=== EXCERPTED RECORDS ===
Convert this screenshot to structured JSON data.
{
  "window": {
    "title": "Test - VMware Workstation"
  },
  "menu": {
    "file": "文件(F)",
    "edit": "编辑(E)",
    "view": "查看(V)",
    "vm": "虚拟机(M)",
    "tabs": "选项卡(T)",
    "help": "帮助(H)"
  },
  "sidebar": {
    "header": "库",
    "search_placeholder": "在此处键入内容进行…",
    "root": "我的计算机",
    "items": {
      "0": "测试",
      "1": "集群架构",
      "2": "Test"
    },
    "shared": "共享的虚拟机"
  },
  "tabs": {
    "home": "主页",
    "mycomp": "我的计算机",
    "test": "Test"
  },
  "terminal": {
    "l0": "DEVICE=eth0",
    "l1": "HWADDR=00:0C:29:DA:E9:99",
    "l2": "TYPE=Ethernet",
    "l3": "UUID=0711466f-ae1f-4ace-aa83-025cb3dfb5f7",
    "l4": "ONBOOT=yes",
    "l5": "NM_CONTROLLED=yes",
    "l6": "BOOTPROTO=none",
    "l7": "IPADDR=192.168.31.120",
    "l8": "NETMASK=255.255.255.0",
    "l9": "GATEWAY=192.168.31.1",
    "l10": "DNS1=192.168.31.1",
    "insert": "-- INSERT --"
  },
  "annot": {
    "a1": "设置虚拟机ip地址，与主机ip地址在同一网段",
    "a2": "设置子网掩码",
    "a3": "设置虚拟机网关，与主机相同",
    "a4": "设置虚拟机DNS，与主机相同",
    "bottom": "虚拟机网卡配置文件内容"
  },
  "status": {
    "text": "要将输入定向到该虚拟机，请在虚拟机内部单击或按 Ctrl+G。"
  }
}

=== WORK TO DO ===
Considering only the records above, state the number of lines that include the word "Test", with nothing added.

=== EXERCISE ANSWER ===
3